## begin INPUT
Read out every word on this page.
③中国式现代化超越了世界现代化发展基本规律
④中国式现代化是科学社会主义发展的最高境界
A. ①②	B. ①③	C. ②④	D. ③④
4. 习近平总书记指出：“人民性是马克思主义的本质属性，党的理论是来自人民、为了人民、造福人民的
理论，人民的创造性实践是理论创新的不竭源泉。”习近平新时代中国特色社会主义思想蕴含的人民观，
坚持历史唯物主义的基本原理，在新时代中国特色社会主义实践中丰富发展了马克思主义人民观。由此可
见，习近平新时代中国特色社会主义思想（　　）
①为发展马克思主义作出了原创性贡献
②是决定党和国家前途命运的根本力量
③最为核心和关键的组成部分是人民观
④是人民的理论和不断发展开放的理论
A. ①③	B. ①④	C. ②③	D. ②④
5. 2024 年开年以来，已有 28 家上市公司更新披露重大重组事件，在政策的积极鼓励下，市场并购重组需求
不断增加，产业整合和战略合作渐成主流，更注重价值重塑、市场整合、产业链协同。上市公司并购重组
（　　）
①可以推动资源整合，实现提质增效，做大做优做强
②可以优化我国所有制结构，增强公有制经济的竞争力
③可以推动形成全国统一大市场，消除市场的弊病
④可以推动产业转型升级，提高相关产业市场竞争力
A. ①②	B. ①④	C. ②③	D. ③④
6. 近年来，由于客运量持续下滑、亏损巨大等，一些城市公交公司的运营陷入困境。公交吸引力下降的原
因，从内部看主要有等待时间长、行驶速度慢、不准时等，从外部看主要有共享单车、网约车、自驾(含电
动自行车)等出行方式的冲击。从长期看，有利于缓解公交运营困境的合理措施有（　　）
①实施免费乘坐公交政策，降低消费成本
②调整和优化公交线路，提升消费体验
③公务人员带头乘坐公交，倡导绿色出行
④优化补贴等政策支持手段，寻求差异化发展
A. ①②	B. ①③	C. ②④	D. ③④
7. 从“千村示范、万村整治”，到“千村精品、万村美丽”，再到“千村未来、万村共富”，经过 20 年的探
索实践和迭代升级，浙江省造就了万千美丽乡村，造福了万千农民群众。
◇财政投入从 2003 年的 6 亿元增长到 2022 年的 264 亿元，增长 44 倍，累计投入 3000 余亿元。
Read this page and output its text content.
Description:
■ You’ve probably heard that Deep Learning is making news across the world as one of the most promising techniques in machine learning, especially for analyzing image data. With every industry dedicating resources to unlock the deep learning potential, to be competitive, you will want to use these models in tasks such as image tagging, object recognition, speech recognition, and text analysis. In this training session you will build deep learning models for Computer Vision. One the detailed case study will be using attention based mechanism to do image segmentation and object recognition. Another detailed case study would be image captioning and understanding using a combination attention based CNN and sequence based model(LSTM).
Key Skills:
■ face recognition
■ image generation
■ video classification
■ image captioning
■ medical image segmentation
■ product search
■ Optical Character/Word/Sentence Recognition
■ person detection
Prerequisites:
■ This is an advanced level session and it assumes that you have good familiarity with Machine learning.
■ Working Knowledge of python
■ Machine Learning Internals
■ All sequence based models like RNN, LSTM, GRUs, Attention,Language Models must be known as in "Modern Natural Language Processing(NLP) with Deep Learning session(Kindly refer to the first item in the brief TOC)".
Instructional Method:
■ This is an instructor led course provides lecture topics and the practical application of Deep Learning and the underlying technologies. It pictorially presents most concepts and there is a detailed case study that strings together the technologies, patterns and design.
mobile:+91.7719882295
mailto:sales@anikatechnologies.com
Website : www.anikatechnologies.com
## end INPUT
**YOUR INSTRUCTIONS:**
The lines to reproduce run from the one that contains "Read this page and output its text content." through the last line above; copy them exactly.

**ANSWER TO THIS PROBLEM:**
Read this page and output its text content.
Description:
■ You’ve probably heard that Deep Learning is making news across the world as one of the most promising techniques in machine learning, especially for analyzing image data. With every industry dedicating resources to unlock the deep learning potential, to be competitive, you will want to use these models in tasks such as image tagging, object recognition, speech recognition, and text analysis. In this training session you will build deep learning models for Computer Vision. One the detailed case study will be using attention based mechanism to do image segmentation and object recognition. Another detailed case study would be image captioning and understanding using a combination attention based CNN and sequence based model(LSTM).
Key Skills:
■ face recognition
■ image generation
■ video classification
■ image captioning
■ medical image segmentation
■ product search
■ Optical Character/Word/Sentence Recognition
■ person detection
Prerequisites:
■ This is an advanced level session and it assumes that you have good familiarity with Machine learning.
■ Working Knowledge of python
■ Machine Learning Internals
■ All sequence based models like RNN, LSTM, GRUs, Attention,Language Models must be known as in "Modern Natural Language Processing(NLP) with Deep Learning session(Kindly refer to the first item in the brief TOC)".
Instructional Method:
■ This is an instructor led course provides lecture topics and the practical application of Deep Learning and the underlying technologies. It pictorially presents most concepts and there is a detailed case study that strings together the technologies, patterns and design.
mobile:+91.7719882295
mailto:sales@anikatechnologies.com
Website : www.anikatechnologies.com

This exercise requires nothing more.